-- start of Material supplied --

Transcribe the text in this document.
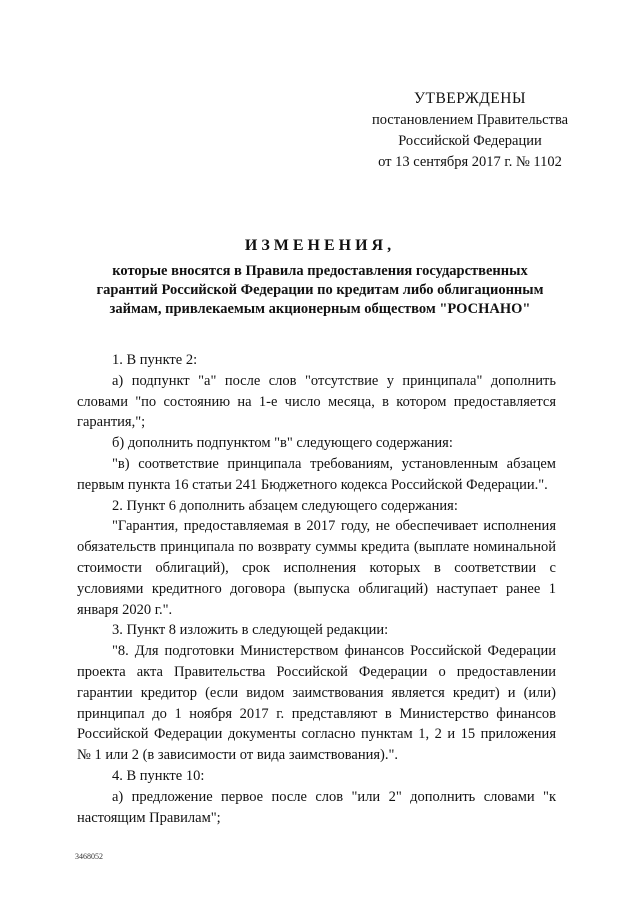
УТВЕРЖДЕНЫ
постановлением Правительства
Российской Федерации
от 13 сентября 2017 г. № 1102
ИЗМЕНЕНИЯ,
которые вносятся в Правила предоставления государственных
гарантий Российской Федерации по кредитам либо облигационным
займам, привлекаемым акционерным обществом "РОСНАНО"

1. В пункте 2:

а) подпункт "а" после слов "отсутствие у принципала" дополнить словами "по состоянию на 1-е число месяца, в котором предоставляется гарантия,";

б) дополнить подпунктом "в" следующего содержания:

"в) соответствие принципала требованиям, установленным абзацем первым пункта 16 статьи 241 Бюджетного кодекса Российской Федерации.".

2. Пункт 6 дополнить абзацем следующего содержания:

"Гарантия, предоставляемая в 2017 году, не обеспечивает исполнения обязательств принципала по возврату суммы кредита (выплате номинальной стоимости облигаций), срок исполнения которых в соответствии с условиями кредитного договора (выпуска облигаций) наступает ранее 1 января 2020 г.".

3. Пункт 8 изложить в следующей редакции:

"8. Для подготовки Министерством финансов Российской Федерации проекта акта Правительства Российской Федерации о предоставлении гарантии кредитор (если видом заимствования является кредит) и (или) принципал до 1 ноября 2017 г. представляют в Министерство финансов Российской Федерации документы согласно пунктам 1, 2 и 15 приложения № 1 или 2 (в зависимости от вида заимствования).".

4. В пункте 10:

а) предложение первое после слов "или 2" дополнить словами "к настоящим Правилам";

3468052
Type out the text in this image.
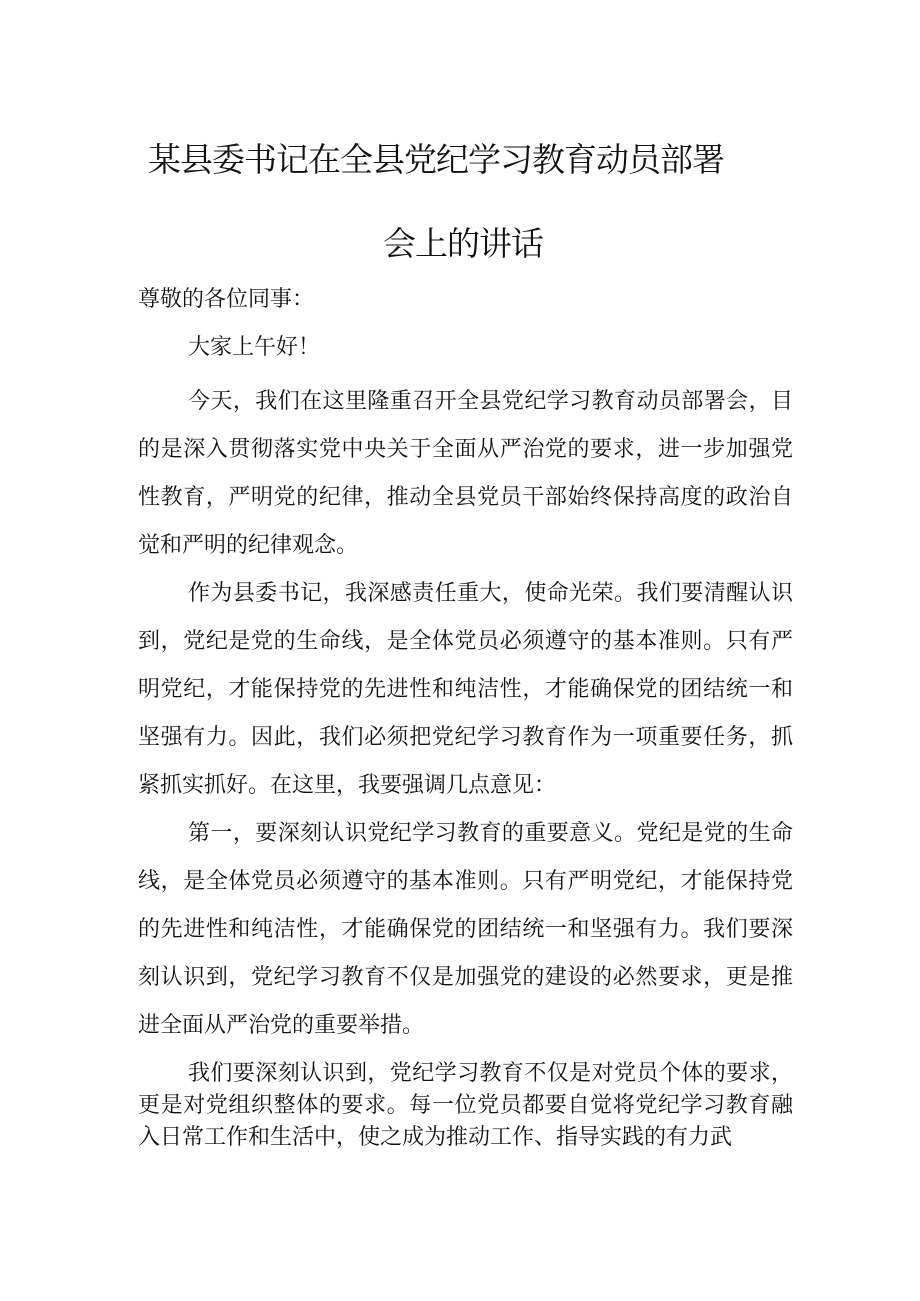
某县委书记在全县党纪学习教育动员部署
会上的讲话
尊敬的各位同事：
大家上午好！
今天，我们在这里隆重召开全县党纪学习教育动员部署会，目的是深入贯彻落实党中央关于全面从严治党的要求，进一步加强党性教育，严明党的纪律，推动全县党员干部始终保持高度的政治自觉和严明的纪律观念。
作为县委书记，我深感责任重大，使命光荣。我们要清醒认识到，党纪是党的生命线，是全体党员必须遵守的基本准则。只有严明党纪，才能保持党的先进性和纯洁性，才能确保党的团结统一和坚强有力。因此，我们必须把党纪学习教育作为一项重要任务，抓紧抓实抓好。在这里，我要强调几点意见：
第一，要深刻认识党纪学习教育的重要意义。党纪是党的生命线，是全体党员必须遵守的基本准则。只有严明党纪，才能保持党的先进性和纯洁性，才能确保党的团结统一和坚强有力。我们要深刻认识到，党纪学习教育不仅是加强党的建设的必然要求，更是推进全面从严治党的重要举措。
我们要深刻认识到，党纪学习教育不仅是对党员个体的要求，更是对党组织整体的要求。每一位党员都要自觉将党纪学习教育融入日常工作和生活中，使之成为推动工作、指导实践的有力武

-- end of Material supplied --
-- start of Material supplied --

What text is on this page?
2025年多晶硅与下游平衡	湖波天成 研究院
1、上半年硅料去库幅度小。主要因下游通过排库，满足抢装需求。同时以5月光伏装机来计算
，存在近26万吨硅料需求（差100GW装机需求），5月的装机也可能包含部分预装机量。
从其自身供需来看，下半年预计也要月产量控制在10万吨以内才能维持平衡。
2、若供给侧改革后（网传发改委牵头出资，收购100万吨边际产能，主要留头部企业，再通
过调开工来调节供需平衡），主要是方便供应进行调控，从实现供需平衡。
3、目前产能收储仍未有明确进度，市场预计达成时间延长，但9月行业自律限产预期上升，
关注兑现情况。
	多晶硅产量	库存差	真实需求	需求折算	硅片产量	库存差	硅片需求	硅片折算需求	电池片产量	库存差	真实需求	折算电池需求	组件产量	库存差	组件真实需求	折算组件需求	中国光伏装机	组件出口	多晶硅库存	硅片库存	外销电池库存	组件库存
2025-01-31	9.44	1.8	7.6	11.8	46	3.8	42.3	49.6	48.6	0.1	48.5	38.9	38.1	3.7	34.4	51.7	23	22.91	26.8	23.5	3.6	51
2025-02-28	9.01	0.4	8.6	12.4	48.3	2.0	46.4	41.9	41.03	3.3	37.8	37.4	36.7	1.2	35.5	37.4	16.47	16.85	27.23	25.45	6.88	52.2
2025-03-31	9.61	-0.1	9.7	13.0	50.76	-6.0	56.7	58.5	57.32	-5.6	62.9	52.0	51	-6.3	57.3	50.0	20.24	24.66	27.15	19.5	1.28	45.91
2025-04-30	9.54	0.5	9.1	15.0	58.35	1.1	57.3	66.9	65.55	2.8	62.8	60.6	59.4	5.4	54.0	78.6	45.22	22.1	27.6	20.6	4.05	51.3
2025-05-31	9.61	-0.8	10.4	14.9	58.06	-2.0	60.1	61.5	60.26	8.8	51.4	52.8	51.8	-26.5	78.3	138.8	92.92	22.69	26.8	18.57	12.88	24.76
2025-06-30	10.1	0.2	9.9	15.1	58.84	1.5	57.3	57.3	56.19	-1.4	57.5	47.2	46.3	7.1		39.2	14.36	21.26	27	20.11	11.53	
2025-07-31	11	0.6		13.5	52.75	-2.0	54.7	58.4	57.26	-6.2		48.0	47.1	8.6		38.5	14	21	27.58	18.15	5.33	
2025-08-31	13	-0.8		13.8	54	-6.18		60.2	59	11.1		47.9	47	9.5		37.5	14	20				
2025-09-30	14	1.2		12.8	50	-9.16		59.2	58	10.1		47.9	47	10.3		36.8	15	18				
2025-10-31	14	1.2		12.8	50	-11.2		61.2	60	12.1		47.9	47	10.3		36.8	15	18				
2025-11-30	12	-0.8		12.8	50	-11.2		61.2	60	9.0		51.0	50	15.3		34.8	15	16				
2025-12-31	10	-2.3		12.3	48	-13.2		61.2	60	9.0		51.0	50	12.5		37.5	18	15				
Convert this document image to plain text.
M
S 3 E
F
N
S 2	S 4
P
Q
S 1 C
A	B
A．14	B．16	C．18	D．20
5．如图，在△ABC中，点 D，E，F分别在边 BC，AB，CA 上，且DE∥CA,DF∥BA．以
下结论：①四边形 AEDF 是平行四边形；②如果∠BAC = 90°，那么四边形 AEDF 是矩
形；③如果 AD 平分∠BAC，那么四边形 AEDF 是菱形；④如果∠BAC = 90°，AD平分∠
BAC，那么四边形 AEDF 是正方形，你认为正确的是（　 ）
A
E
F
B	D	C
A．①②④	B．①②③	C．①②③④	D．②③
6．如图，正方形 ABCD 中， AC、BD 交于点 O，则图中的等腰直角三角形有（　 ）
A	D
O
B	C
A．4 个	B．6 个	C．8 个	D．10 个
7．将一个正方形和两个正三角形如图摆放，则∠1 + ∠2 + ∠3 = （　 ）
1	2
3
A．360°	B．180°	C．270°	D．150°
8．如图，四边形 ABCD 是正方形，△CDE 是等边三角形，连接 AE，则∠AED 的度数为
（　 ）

-- end of Material supplied --

What is asked: Of the lines above, copy each that contains "Российской".

Written reply:
Российской Федерации
гарантий Российской Федерации по кредитам либо облигационным
"в) соответствие принципала требованиям, установленным абзацем первым пункта 16 статьи 241 Бюджетного кодекса Российской Федерации.".
"8. Для подготовки Министерством финансов Российской Федерации проекта акта Правительства Российской Федерации о предоставлении гарантии кредитор (если видом заимствования является кредит) и (или) принципал до 1 ноября 2017 г. представляют в Министерство финансов Российской Федерации документы согласно пунктам 1, 2 и 15 приложения № 1 или 2 (в зависимости от вида заимствования).".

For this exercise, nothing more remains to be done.